GIVEN EXERCISE:
State the number of lines in these records that include the word "this", and add nothing to it.

──────── RECORDS FOR THE EXERCISE ────────

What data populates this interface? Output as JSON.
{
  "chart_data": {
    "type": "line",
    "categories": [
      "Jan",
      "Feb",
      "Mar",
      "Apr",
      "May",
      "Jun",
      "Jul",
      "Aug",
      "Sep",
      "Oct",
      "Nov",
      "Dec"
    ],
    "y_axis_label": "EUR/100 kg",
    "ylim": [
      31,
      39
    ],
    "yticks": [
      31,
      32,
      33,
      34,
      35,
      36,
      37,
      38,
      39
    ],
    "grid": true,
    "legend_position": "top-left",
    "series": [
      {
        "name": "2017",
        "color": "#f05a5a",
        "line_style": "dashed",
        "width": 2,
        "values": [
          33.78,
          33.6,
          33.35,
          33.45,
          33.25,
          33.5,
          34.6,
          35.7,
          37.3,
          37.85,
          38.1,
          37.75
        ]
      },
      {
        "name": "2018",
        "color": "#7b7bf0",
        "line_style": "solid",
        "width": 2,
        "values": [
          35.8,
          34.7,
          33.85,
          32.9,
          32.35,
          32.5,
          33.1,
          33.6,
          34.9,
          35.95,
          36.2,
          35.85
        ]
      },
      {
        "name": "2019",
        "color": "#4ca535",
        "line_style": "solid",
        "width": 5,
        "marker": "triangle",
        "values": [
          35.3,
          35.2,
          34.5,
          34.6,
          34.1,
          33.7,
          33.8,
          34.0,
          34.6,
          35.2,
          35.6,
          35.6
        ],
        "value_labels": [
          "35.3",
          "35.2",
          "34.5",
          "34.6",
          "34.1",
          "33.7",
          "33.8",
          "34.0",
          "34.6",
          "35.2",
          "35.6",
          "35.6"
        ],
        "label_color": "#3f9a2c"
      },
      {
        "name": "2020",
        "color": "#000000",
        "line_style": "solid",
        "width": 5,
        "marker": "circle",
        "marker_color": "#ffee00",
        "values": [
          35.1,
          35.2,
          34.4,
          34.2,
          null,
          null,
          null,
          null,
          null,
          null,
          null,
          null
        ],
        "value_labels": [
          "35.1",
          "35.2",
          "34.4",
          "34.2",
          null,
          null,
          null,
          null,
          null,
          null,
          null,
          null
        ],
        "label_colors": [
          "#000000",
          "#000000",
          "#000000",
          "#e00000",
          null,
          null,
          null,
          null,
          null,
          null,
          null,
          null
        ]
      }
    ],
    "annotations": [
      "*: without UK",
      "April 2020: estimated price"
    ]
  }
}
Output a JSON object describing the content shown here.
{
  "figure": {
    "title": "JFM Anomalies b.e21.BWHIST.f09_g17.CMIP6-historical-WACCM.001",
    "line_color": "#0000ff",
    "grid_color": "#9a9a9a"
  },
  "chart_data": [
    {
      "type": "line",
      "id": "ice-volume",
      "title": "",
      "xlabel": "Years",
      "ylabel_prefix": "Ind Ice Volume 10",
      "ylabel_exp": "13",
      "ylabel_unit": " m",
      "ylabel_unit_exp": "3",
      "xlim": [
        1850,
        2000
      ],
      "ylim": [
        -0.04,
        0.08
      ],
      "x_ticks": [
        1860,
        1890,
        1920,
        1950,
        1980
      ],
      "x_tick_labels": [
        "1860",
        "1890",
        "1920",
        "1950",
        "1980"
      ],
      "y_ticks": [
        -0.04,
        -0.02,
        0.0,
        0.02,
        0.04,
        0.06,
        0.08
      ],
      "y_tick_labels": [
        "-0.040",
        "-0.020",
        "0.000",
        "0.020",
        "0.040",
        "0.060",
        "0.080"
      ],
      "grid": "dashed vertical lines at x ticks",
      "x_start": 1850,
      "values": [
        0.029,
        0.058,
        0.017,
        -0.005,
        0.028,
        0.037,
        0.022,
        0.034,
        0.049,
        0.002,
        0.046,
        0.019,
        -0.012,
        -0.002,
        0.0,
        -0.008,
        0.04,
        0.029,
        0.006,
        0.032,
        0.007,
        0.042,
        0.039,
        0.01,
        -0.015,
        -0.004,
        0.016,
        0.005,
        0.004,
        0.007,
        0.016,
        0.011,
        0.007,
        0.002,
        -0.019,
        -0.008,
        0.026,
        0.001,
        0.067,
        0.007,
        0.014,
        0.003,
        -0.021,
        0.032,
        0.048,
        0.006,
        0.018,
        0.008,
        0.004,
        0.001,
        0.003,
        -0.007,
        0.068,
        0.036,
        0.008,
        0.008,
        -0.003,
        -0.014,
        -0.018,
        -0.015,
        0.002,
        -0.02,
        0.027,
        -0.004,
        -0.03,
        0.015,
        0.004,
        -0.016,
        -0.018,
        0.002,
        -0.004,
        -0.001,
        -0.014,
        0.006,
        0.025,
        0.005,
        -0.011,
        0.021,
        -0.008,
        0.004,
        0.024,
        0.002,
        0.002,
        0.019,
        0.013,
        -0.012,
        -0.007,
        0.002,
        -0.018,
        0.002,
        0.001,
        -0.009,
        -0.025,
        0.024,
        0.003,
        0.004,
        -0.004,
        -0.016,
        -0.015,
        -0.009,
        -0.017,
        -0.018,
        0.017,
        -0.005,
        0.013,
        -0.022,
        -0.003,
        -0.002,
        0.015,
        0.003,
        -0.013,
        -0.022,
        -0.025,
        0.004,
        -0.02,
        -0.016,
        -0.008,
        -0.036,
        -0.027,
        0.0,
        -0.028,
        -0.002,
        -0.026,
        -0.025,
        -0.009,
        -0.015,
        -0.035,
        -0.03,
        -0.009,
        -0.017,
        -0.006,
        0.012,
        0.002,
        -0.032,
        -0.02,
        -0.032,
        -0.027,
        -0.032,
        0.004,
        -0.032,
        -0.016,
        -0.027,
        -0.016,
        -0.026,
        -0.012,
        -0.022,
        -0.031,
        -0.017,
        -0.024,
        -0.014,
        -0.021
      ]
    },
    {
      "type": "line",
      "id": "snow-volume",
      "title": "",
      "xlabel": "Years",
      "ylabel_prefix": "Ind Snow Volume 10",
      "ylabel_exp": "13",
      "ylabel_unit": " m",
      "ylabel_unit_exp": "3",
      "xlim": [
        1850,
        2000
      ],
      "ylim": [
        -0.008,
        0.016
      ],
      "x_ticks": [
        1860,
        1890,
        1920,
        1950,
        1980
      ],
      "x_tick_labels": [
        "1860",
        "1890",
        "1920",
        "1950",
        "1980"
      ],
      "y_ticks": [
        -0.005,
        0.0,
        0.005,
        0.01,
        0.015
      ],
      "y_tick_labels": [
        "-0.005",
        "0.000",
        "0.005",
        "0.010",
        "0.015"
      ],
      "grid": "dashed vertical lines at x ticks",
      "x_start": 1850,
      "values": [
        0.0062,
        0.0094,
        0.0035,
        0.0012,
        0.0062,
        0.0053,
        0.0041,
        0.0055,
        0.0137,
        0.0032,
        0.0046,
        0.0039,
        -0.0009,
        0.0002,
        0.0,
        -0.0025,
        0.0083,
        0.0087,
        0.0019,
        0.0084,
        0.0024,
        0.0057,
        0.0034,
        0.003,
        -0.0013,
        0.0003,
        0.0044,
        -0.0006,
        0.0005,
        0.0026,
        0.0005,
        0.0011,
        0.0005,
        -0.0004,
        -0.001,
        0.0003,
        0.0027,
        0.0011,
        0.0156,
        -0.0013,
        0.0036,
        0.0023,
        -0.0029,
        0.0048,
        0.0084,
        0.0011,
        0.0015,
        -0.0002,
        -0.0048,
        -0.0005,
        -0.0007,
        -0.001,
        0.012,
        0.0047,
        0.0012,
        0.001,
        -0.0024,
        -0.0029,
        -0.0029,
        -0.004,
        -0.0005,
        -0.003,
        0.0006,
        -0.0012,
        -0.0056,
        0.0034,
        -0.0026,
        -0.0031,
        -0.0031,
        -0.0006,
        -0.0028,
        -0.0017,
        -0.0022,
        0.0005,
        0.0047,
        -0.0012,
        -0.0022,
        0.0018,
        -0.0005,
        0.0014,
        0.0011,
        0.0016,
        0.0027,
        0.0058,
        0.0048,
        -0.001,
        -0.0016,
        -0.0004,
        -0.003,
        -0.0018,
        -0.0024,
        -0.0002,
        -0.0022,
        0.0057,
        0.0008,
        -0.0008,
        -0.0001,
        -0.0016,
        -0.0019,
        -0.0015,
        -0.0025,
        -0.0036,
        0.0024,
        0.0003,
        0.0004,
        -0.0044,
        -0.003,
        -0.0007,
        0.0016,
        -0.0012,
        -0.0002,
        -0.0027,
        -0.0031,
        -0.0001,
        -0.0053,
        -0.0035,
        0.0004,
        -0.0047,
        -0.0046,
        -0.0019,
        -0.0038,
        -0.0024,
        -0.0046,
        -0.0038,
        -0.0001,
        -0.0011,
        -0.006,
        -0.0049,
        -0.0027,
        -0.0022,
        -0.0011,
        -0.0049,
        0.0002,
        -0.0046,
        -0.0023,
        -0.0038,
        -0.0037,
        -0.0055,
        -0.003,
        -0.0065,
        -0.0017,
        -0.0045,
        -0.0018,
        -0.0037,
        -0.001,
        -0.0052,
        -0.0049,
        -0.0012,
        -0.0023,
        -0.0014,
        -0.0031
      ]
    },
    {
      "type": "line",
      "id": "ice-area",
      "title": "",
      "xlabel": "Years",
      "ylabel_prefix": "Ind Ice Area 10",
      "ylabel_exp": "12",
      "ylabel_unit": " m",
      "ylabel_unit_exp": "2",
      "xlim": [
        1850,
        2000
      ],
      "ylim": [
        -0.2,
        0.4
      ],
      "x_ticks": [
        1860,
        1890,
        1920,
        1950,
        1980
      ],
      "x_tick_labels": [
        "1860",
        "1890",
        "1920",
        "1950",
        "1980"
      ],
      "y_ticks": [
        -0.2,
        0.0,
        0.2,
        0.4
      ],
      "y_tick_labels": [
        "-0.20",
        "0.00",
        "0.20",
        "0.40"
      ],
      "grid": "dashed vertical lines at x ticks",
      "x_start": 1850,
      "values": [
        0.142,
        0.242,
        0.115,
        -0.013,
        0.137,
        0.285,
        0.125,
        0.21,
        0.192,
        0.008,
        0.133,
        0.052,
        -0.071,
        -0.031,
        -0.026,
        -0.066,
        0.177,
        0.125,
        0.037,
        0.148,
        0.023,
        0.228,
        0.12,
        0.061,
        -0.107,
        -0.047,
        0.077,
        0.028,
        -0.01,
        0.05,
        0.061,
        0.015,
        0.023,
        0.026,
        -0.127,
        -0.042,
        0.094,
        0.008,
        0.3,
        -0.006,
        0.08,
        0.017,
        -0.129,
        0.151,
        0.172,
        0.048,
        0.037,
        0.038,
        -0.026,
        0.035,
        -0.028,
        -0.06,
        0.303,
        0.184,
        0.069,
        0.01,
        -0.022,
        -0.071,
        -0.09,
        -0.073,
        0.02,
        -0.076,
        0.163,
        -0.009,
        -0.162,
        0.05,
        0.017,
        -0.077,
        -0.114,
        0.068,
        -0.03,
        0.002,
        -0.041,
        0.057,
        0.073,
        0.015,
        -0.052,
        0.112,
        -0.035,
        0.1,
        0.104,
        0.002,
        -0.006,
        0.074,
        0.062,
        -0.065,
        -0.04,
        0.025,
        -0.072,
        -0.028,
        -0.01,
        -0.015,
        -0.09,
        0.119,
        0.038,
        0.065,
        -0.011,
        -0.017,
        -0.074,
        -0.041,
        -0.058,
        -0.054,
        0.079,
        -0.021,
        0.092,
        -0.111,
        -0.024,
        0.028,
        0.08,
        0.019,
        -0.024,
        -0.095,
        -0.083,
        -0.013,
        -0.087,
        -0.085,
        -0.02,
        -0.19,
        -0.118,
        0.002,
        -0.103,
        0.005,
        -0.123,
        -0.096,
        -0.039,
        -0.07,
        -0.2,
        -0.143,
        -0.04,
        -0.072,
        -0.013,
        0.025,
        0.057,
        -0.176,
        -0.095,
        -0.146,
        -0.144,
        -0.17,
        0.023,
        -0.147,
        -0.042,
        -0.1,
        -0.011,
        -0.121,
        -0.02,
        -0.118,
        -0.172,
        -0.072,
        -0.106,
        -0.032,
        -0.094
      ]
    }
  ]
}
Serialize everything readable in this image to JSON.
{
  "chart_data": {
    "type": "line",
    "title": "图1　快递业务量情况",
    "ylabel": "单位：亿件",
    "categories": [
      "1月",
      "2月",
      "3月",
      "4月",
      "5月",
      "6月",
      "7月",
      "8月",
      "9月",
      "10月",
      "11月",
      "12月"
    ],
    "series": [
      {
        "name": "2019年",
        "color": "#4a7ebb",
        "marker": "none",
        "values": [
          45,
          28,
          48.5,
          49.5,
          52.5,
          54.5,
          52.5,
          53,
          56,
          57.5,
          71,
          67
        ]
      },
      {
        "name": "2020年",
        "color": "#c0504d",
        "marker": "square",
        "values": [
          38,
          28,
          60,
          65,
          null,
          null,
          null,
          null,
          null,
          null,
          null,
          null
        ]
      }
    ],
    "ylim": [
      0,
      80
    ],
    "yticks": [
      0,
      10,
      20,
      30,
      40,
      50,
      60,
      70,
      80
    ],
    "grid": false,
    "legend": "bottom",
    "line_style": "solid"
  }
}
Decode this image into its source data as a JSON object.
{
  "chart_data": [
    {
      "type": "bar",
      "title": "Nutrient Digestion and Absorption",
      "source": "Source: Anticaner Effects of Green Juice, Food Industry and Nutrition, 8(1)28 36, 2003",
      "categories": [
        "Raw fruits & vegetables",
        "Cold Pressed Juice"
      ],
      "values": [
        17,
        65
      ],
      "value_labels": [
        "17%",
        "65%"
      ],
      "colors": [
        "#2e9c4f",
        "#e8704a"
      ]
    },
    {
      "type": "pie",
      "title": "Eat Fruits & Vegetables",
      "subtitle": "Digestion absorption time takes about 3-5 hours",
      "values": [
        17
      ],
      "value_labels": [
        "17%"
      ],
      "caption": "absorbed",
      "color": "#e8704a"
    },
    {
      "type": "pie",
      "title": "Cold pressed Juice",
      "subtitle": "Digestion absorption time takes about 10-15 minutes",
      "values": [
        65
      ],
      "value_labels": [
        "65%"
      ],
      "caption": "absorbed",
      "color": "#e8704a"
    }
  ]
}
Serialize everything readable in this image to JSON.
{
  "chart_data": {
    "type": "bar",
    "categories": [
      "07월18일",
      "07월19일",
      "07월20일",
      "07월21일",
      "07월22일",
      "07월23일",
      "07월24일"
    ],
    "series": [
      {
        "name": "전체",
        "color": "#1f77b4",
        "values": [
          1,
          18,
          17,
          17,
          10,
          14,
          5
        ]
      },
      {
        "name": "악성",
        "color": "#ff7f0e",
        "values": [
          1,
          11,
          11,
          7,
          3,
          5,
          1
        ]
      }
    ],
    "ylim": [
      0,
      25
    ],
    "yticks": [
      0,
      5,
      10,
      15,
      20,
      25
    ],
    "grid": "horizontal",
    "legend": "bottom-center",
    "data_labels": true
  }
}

────────

PROBLEM SOLUTION:
4